[Start of DATA RECORDS]
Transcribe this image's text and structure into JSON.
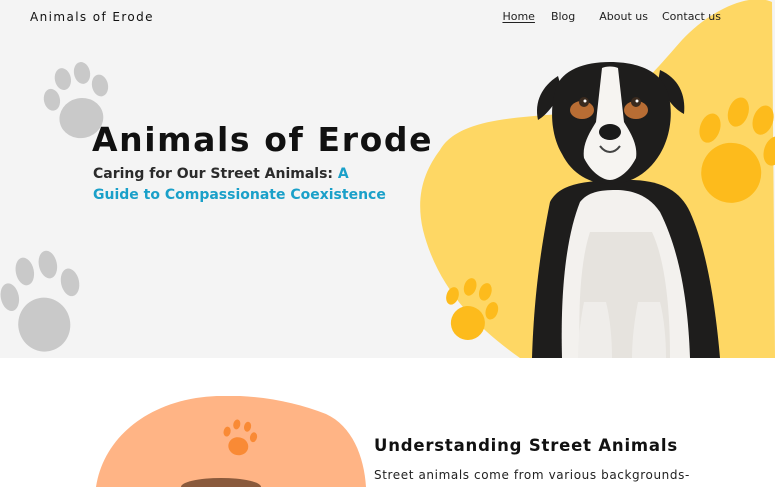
{
  "site": {
    "logo_text": "Animals of Erode"
  },
  "nav": {
    "items": [
      {
        "label": "Home",
        "active": true
      },
      {
        "label": "Blog",
        "active": false
      },
      {
        "label": "About us",
        "active": false
      },
      {
        "label": "Contact us",
        "active": false
      }
    ]
  },
  "hero": {
    "title": "Animals of Erode",
    "subtitle_part1": "Caring for Our Street Animals: ",
    "subtitle_accent": "A Guide to Compassionate Coexistence",
    "image_icon": "dog-photo"
  },
  "section": {
    "title": "Understanding Street Animals",
    "text": "Street animals come from various backgrounds-some are abandoned pets, while others are born"
  },
  "colors": {
    "hero_bg": "#f4f4f4",
    "yellow_blob": "#fed764",
    "yellow_paw": "#fdbb1c",
    "gray_paw": "#c9c9c9",
    "orange_blob": "#ffb485",
    "orange_paw": "#f98a35",
    "accent_text": "#1aa0c9"
  }
}
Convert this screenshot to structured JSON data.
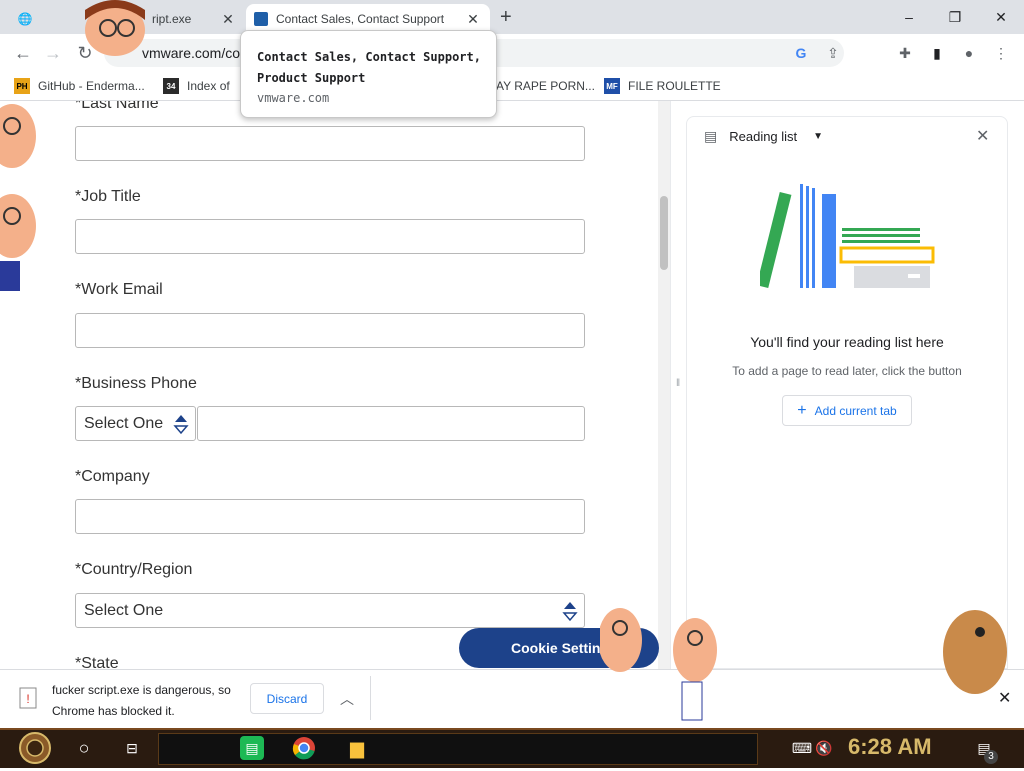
{
  "browser": {
    "tabs": [
      {
        "title": "ript.exe",
        "close": "✕"
      },
      {
        "title": "Contact Sales, Contact Support",
        "close": "✕"
      }
    ],
    "new_tab": "+",
    "window_controls": {
      "minimize": "–",
      "maximize": "❐",
      "close": "✕"
    },
    "url": "vmware.com/co",
    "nav": {
      "back": "←",
      "forward": "→",
      "reload": "↻"
    },
    "toolbar_icons": {
      "google": "G",
      "share": "⇪",
      "extensions": "✚",
      "sidepanel": "▮",
      "profile": "●",
      "menu": "⋮"
    }
  },
  "bookmarks": [
    {
      "label": "GitHub - Enderma...",
      "icon": "PH",
      "color": "#e8a317"
    },
    {
      "label": "Index of",
      "icon": "34",
      "color": "#2b2b2b"
    },
    {
      "label": "AY RAPE PORN...",
      "icon": "",
      "color": "#ffffff"
    },
    {
      "label": "FILE ROULETTE",
      "icon": "MF",
      "color": "#1f4fa8"
    }
  ],
  "tooltip": {
    "title": "Contact Sales, Contact Support, Product Support",
    "url": "vmware.com"
  },
  "form": {
    "last_name_label": "*Last Name",
    "job_title_label": "*Job Title",
    "work_email_label": "*Work Email",
    "business_phone_label": "*Business Phone",
    "phone_select": "Select One",
    "company_label": "*Company",
    "country_label": "*Country/Region",
    "country_select": "Select One",
    "state_label": "*State"
  },
  "cookie_button": "Cookie Settings",
  "reading_list": {
    "header": "Reading list",
    "title": "You'll find your reading list here",
    "description": "To add a page to read later, click the button",
    "add_button": "Add current tab",
    "close": "✕"
  },
  "download": {
    "message": "fucker script.exe is dangerous, so Chrome has blocked it.",
    "discard": "Discard",
    "chevron": "︿",
    "close": "✕"
  },
  "taskbar": {
    "time": "6:28 AM",
    "notification_count": "3"
  },
  "colors": {
    "accent": "#1a73e8",
    "cookie_bg": "#1d428a",
    "taskbar_bg": "#2a1b10",
    "clock": "#d7b96a"
  }
}
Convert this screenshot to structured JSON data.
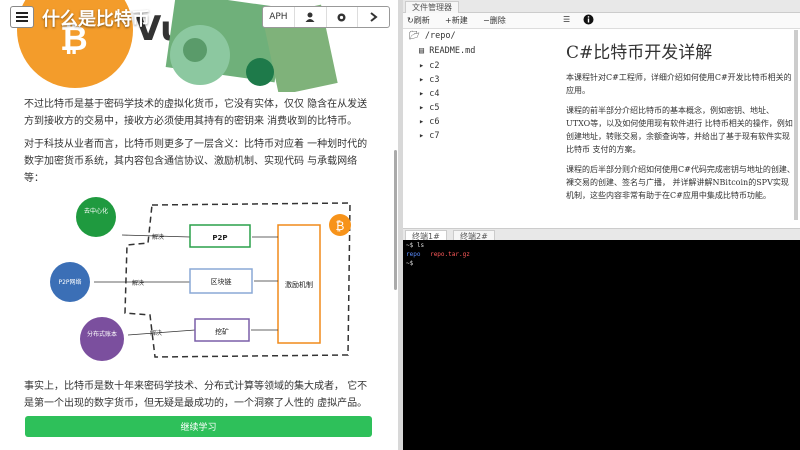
{
  "site": {
    "title": "什么是比特币",
    "toolbar": {
      "api_label": "APH"
    }
  },
  "article": {
    "para1": "不过比特币是基于密码学技术的虚拟化货币，它没有实体，仅仅 隐含在从发送方到接收方的交易中，接收方必须使用其持有的密钥来 消费收到的比特币。",
    "para2": "对于科技从业者而言，比特币则更多了一层含义：比特币对应着 一种划时代的数字加密货币系统，其内容包含通信协议、激励机制、实现代码 与承载网络等：",
    "para3": "事实上，比特币是数十年来密码学技术、分布式计算等领域的集大成者， 它不是第一个出现的数字货币，但无疑是最成功的，一个洞察了人性的 虚拟产品。",
    "continue_label": "继续学习"
  },
  "diagram": {
    "circles": [
      {
        "label": "去中心化",
        "color": "#1f9a3f"
      },
      {
        "label": "P2P网络",
        "color": "#3b6fb6"
      },
      {
        "label": "分布式账本",
        "color": "#7b4f9e"
      }
    ],
    "boxes": [
      {
        "label": "P2P"
      },
      {
        "label": "区块链"
      },
      {
        "label": "挖矿"
      }
    ],
    "arrow_labels": [
      "解决",
      "解决",
      "解决"
    ],
    "incentive_label": "激励机制",
    "bitcoin_badge": "₿",
    "colors": {
      "p2p_border": "#2aa04a",
      "chain_border": "#8aa9d6",
      "mine_border": "#7a5fa8",
      "incentive_border": "#f08a1a",
      "bitcoin": "#f7931a"
    }
  },
  "file_manager": {
    "tab_label": "文件管理器",
    "actions": {
      "refresh": "刷新",
      "new": "新建",
      "delete": "删除"
    },
    "root": "/repo/",
    "readme": "README.md",
    "folders": [
      "c2",
      "c3",
      "c4",
      "c5",
      "c6",
      "c7"
    ]
  },
  "readme": {
    "title": "C#比特币开发详解",
    "p1": "本课程针对C#工程师，详细介绍如何使用C#开发比特币相关的应用。",
    "p2": "课程的前半部分介绍比特币的基本概念，例如密钥、地址、UTXO等，以及如何使用现有软件进行 比特币相关的操作，例如创建地址，转账交易，余额查询等，并给出了基于现有软件实现比特币 支付的方案。",
    "p3": "课程的后半部分则介绍如何使用C#代码完成密钥与地址的创建、裸交易的创建、签名与广播， 并详解讲解NBitcoin的SPV实现机制，这些内容非常有助于在C#应用中集成比特币功能。"
  },
  "terminal": {
    "tab1": "终端1#",
    "tab2": "终端2#",
    "line1": "~$ ls",
    "line2_dir": "repo",
    "line2_file": "repo.tar.gz",
    "line3": "~$"
  }
}
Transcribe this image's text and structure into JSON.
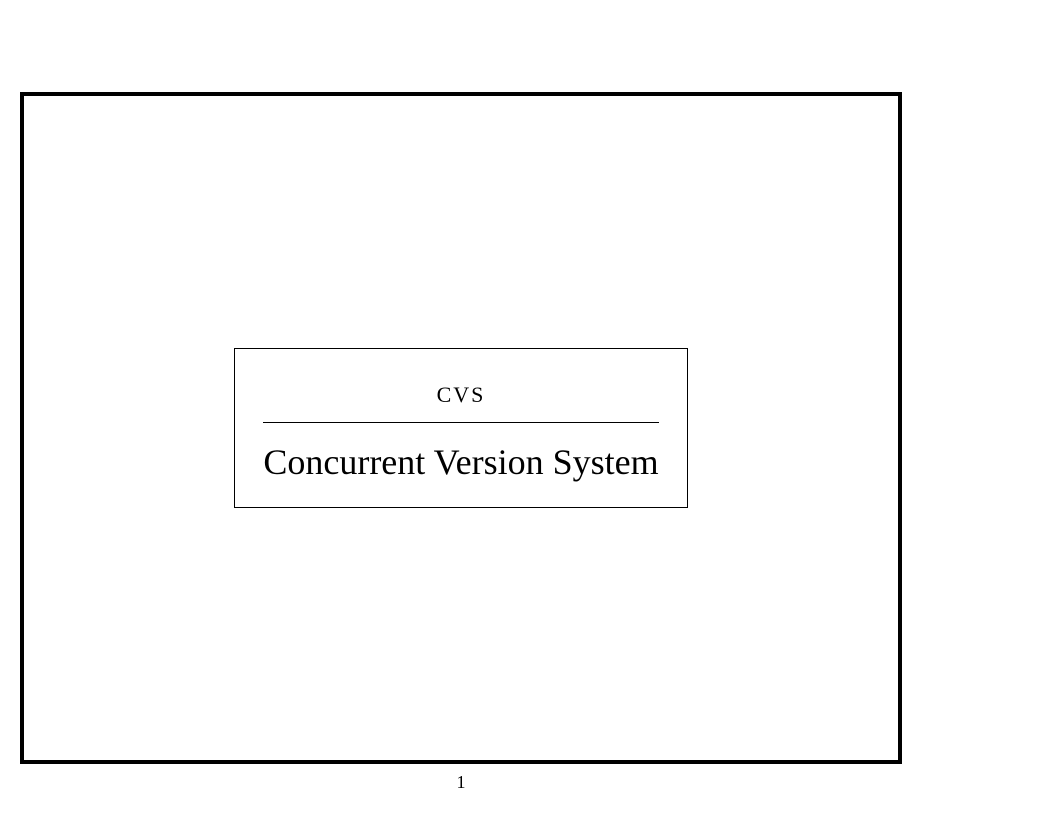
{
  "slide": {
    "title_abbrev": "cvs",
    "title_full": "Concurrent Version System"
  },
  "page_number": "1"
}
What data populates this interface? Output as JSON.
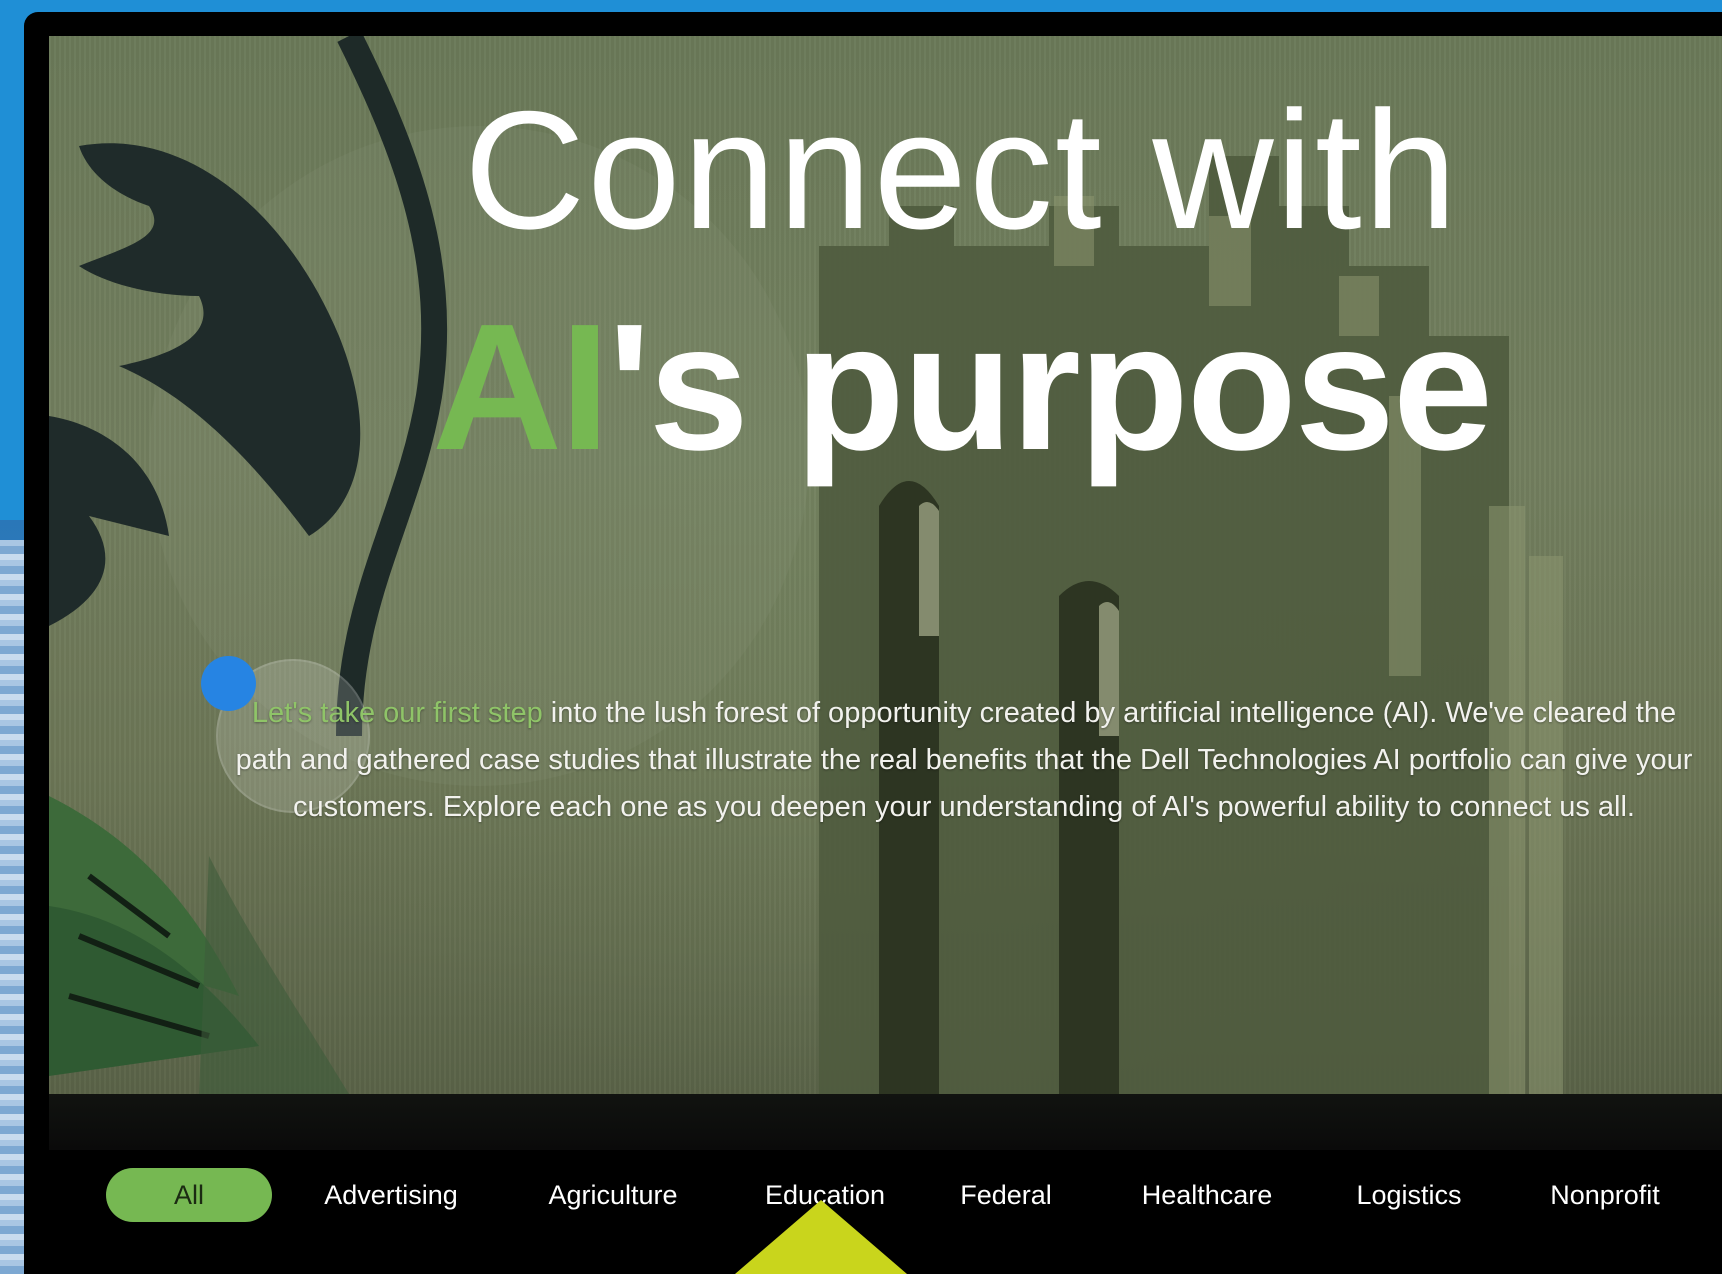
{
  "hero": {
    "headline_line1": "Connect with",
    "headline_accent": "AI",
    "headline_rest": "'s purpose",
    "intro_lead": "Let's take our first step",
    "intro_body": " into the lush forest of opportunity created by artificial intelligence (AI). We've cleared the path and gathered case studies that illustrate the real benefits that the Dell Technologies AI portfolio can give your customers. Explore each one as you deepen your understanding of AI's powerful ability to connect us all."
  },
  "tabs": {
    "selected": "All",
    "items": [
      {
        "label": "All"
      },
      {
        "label": "Advertising"
      },
      {
        "label": "Agriculture"
      },
      {
        "label": "Education"
      },
      {
        "label": "Federal"
      },
      {
        "label": "Healthcare"
      },
      {
        "label": "Logistics"
      },
      {
        "label": "Nonprofit"
      }
    ]
  },
  "colors": {
    "accent_green": "#76b852",
    "page_blue": "#1f8fd6",
    "pointer_yellow": "#c9d51c",
    "frame_black": "#000000"
  },
  "icons": {
    "cursor": "cursor-dot-icon",
    "pointer": "selection-pointer-icon"
  }
}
[End of DATA RECORDS]
#### [DIRECTIVE]
Working from the material above, transcribe it exactly while omitting pictures.

#### [ANSWER TO THIS PROBLEM]
Transcribe this image's text and structure into JSON.
{
  "site": {
    "logo_text": "Animals of Erode"
  },
  "nav": {
    "items": [
      {
        "label": "Home",
        "active": true
      },
      {
        "label": "Blog",
        "active": false
      },
      {
        "label": "About us",
        "active": false
      },
      {
        "label": "Contact us",
        "active": false
      }
    ]
  },
  "hero": {
    "title": "Animals of Erode",
    "subtitle_part1": "Caring for Our Street Animals: ",
    "subtitle_accent": "A Guide to Compassionate Coexistence",
    "image_icon": "dog-photo"
  },
  "section": {
    "title": "Understanding Street Animals",
    "text": "Street animals come from various backgrounds-some are abandoned pets, while others are born"
  },
  "colors": {
    "hero_bg": "#f4f4f4",
    "yellow_blob": "#fed764",
    "yellow_paw": "#fdbb1c",
    "gray_paw": "#c9c9c9",
    "orange_blob": "#ffb485",
    "orange_paw": "#f98a35",
    "accent_text": "#1aa0c9"
  }
}
Convert this screenshot to structured JSON data.
{
  "browser": {
    "tabs": [
      {
        "title": "ript.exe",
        "close": "✕"
      },
      {
        "title": "Contact Sales, Contact Support",
        "close": "✕"
      }
    ],
    "new_tab": "+",
    "window_controls": {
      "minimize": "–",
      "maximize": "❐",
      "close": "✕"
    },
    "url": "vmware.com/co",
    "nav": {
      "back": "←",
      "forward": "→",
      "reload": "↻"
    },
    "toolbar_icons": {
      "google": "G",
      "share": "⇪",
      "extensions": "✚",
      "sidepanel": "▮",
      "profile": "●",
      "menu": "⋮"
    }
  },
  "bookmarks": [
    {
      "label": "GitHub - Enderma...",
      "icon": "PH",
      "color": "#e8a317"
    },
    {
      "label": "Index of",
      "icon": "34",
      "color": "#2b2b2b"
    },
    {
      "label": "AY RAPE PORN...",
      "icon": "",
      "color": "#ffffff"
    },
    {
      "label": "FILE ROULETTE",
      "icon": "MF",
      "color": "#1f4fa8"
    }
  ],
  "tooltip": {
    "title": "Contact Sales, Contact Support, Product Support",
    "url": "vmware.com"
  },
  "form": {
    "last_name_label": "*Last Name",
    "job_title_label": "*Job Title",
    "work_email_label": "*Work Email",
    "business_phone_label": "*Business Phone",
    "phone_select": "Select One",
    "company_label": "*Company",
    "country_label": "*Country/Region",
    "country_select": "Select One",
    "state_label": "*State"
  },
  "cookie_button": "Cookie Settings",
  "reading_list": {
    "header": "Reading list",
    "title": "You'll find your reading list here",
    "description": "To add a page to read later, click the button",
    "add_button": "Add current tab",
    "close": "✕"
  },
  "download": {
    "message": "fucker script.exe is dangerous, so Chrome has blocked it.",
    "discard": "Discard",
    "chevron": "︿",
    "close": "✕"
  },
  "taskbar": {
    "time": "6:28 AM",
    "notification_count": "3"
  },
  "colors": {
    "accent": "#1a73e8",
    "cookie_bg": "#1d428a",
    "taskbar_bg": "#2a1b10",
    "clock": "#d7b96a"
  }
}
Convert this screenshot to structured JSON data.
{
  "site": {
    "title": "什么是比特币",
    "toolbar": {
      "api_label": "APH"
    }
  },
  "article": {
    "para1": "不过比特币是基于密码学技术的虚拟化货币，它没有实体，仅仅 隐含在从发送方到接收方的交易中，接收方必须使用其持有的密钥来 消费收到的比特币。",
    "para2": "对于科技从业者而言，比特币则更多了一层含义：比特币对应着 一种划时代的数字加密货币系统，其内容包含通信协议、激励机制、实现代码 与承载网络等：",
    "para3": "事实上，比特币是数十年来密码学技术、分布式计算等领域的集大成者， 它不是第一个出现的数字货币，但无疑是最成功的，一个洞察了人性的 虚拟产品。",
    "continue_label": "继续学习"
  },
  "diagram": {
    "circles": [
      {
        "label": "去中心化",
        "color": "#1f9a3f"
      },
      {
        "label": "P2P网络",
        "color": "#3b6fb6"
      },
      {
        "label": "分布式账本",
        "color": "#7b4f9e"
      }
    ],
    "boxes": [
      {
        "label": "P2P"
      },
      {
        "label": "区块链"
      },
      {
        "label": "挖矿"
      }
    ],
    "arrow_labels": [
      "解决",
      "解决",
      "解决"
    ],
    "incentive_label": "激励机制",
    "bitcoin_badge": "₿",
    "colors": {
      "p2p_border": "#2aa04a",
      "chain_border": "#8aa9d6",
      "mine_border": "#7a5fa8",
      "incentive_border": "#f08a1a",
      "bitcoin": "#f7931a"
    }
  },
  "file_manager": {
    "tab_label": "文件管理器",
    "actions": {
      "refresh": "刷新",
      "new": "新建",
      "delete": "删除"
    },
    "root": "/repo/",
    "readme": "README.md",
    "folders": [
      "c2",
      "c3",
      "c4",
      "c5",
      "c6",
      "c7"
    ]
  },
  "readme": {
    "title": "C#比特币开发详解",
    "p1": "本课程针对C#工程师，详细介绍如何使用C#开发比特币相关的应用。",
    "p2": "课程的前半部分介绍比特币的基本概念，例如密钥、地址、UTXO等，以及如何使用现有软件进行 比特币相关的操作，例如创建地址，转账交易，余额查询等，并给出了基于现有软件实现比特币 支付的方案。",
    "p3": "课程的后半部分则介绍如何使用C#代码完成密钥与地址的创建、裸交易的创建、签名与广播， 并详解讲解NBitcoin的SPV实现机制，这些内容非常有助于在C#应用中集成比特币功能。"
  },
  "terminal": {
    "tab1": "终端1#",
    "tab2": "终端2#",
    "line1": "~$ ls",
    "line2_dir": "repo",
    "line2_file": "repo.tar.gz",
    "line3": "~$"
  }
}
Transcribe this image's text and structure into JSON.
{
  "slide": {
    "title_abbrev": "cvs",
    "title_full": "Concurrent Version System"
  },
  "page_number": "1"
}
What data populates this interface? Output as JSON.
{
  "hero": {
    "headline_line1": "Connect with",
    "headline_accent": "AI",
    "headline_rest": "'s purpose",
    "intro_lead": "Let's take our first step",
    "intro_body": " into the lush forest of opportunity created by artificial intelligence (AI). We've cleared the path and gathered case studies that illustrate the real benefits that the Dell Technologies AI portfolio can give your customers. Explore each one as you deepen your understanding of AI's powerful ability to connect us all."
  },
  "tabs": {
    "selected": "All",
    "items": [
      {
        "label": "All"
      },
      {
        "label": "Advertising"
      },
      {
        "label": "Agriculture"
      },
      {
        "label": "Education"
      },
      {
        "label": "Federal"
      },
      {
        "label": "Healthcare"
      },
      {
        "label": "Logistics"
      },
      {
        "label": "Nonprofit"
      }
    ]
  },
  "colors": {
    "accent_green": "#76b852",
    "page_blue": "#1f8fd6",
    "pointer_yellow": "#c9d51c",
    "frame_black": "#000000"
  },
  "icons": {
    "cursor": "cursor-dot-icon",
    "pointer": "selection-pointer-icon"
  }
}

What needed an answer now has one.